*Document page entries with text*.

········

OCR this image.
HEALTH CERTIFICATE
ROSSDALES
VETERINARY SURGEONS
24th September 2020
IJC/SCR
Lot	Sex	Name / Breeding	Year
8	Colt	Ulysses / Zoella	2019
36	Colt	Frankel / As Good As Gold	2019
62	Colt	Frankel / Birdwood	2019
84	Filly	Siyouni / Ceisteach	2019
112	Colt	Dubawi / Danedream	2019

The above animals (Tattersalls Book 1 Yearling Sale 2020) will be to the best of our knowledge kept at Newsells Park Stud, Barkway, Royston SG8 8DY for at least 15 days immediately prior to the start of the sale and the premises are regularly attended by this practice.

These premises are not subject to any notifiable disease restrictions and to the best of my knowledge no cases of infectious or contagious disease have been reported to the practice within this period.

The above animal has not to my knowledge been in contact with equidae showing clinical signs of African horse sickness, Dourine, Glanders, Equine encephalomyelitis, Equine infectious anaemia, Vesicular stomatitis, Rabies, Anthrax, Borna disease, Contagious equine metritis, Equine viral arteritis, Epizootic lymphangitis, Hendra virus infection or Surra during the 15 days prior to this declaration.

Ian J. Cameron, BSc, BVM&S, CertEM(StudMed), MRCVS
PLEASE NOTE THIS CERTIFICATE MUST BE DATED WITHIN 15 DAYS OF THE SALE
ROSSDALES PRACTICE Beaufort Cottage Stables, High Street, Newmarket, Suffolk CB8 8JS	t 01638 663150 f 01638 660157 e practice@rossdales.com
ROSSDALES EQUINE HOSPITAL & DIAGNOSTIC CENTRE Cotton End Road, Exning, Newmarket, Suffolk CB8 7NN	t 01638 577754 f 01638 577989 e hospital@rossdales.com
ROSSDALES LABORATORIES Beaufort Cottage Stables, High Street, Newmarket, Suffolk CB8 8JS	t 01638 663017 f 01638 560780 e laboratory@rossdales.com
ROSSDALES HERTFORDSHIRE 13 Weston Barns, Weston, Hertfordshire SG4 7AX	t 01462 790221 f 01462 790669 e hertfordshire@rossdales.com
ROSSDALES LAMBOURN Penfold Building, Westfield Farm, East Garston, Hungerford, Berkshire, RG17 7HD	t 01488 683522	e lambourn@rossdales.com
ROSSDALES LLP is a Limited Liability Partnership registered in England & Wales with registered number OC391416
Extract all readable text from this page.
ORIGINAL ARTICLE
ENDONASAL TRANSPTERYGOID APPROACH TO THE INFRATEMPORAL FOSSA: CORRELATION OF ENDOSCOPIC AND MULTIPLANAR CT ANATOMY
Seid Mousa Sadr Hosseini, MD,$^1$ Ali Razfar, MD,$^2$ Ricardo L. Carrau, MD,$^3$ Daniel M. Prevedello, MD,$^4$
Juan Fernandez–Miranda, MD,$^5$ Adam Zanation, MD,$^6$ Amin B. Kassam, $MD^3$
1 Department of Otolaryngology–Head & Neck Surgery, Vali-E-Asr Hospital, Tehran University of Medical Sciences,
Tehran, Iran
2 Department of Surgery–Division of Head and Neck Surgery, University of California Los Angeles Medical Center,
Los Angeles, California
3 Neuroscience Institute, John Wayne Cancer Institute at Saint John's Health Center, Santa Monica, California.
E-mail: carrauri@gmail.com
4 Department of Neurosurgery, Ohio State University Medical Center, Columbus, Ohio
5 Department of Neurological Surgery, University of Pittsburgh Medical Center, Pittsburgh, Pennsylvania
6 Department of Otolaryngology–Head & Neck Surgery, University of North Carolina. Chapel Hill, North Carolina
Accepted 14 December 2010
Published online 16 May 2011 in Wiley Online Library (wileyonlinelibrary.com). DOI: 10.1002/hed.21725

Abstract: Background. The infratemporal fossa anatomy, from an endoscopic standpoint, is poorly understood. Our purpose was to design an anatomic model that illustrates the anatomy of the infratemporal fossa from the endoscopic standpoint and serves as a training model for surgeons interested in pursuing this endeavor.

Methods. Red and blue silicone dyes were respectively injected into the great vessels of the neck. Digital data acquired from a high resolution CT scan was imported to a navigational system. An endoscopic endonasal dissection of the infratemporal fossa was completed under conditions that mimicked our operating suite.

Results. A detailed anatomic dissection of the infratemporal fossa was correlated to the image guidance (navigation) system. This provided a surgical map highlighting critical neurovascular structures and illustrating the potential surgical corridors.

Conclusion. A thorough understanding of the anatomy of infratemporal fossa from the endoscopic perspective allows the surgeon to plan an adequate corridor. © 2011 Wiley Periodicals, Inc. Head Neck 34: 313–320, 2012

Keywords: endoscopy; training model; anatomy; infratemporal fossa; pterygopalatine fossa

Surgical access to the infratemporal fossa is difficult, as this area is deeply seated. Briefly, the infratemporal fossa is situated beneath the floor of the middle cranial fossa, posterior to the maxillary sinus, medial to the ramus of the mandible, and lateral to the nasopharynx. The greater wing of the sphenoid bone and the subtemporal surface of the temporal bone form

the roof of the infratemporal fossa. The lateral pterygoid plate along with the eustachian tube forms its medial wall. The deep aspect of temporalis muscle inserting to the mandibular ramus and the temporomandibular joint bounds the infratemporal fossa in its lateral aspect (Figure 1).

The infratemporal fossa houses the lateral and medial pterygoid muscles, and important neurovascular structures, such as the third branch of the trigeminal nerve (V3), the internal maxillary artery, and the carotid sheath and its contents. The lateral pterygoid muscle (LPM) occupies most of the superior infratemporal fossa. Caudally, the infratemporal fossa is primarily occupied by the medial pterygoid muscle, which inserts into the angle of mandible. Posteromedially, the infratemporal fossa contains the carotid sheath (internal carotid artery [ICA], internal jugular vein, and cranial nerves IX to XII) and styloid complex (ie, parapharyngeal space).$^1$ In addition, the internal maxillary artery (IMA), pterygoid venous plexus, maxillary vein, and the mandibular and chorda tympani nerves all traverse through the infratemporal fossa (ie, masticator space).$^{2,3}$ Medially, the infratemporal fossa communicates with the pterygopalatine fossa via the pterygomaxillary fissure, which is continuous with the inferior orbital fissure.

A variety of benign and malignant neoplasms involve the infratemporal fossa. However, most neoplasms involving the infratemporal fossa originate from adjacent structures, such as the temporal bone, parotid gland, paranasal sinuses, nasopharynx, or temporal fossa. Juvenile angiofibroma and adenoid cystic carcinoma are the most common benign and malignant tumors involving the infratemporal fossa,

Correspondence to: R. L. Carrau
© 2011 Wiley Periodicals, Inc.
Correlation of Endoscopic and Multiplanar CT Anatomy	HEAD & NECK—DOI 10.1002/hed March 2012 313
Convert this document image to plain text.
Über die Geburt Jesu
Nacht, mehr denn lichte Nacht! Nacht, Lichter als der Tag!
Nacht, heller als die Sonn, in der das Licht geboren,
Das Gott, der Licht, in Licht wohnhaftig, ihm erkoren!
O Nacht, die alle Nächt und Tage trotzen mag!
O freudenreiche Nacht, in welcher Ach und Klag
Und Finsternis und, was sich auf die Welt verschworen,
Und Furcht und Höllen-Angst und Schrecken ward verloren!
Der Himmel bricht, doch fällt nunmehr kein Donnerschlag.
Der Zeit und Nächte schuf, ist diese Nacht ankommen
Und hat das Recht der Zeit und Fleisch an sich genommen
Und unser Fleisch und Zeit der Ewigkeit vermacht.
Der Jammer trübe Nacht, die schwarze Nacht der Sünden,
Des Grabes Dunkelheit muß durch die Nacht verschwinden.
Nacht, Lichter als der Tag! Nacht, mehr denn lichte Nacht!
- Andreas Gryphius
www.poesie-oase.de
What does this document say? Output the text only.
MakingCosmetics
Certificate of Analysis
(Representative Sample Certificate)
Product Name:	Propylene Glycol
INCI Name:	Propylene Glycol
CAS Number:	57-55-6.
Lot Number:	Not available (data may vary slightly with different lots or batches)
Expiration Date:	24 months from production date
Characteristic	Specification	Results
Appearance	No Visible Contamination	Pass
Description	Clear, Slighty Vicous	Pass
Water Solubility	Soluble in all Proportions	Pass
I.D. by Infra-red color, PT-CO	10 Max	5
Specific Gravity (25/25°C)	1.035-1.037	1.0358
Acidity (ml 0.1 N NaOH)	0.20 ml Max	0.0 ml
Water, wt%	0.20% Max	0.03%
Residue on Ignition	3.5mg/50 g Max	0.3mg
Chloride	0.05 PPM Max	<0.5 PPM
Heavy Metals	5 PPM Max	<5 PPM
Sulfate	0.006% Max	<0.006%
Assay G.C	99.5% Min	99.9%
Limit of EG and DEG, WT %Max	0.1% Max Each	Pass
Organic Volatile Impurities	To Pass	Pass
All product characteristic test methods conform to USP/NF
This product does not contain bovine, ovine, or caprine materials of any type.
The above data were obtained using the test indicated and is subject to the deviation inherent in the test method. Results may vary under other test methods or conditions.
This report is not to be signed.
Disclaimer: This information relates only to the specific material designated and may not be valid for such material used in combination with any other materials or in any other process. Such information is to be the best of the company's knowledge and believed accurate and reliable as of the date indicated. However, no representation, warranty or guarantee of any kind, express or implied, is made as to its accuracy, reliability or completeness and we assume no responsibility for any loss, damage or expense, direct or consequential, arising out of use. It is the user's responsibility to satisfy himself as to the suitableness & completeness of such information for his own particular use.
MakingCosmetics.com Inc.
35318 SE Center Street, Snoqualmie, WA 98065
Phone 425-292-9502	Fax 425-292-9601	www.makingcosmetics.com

········

*Work item*. Please filter the data down to the lines containing the word "medial".

*Reply*.
Surgical access to the infratemporal fossa is difficult, as this area is deeply seated. Briefly, the infratemporal fossa is situated beneath the floor of the middle cranial fossa, posterior to the maxillary sinus, medial to the ramus of the mandible, and lateral to the nasopharynx. The greater wing of the sphenoid bone and the subtemporal surface of the temporal bone form
the roof of the infratemporal fossa. The lateral pterygoid plate along with the eustachian tube forms its medial wall. The deep aspect of temporalis muscle inserting to the mandibular ramus and the temporomandibular joint bounds the infratemporal fossa in its lateral aspect (Figure 1).
The infratemporal fossa houses the lateral and medial pterygoid muscles, and important neurovascular structures, such as the third branch of the trigeminal nerve (V3), the internal maxillary artery, and the carotid sheath and its contents. The lateral pterygoid muscle (LPM) occupies most of the superior infratemporal fossa. Caudally, the infratemporal fossa is primarily occupied by the medial pterygoid muscle, which inserts into the angle of mandible. Posteromedially, the infratemporal fossa contains the carotid sheath (internal carotid artery [ICA], internal jugular vein, and cranial nerves IX to XII) and styloid complex (ie, parapharyngeal space).$^1$ In addition, the internal maxillary artery (IMA), pterygoid venous plexus, maxillary vein, and the mandibular and chorda tympani nerves all traverse through the infratemporal fossa (ie, masticator space).$^{2,3}$ Medially, the infratemporal fossa communicates with the pterygopalatine fossa via the pterygomaxillary fissure, which is continuous with the inferior orbital fissure.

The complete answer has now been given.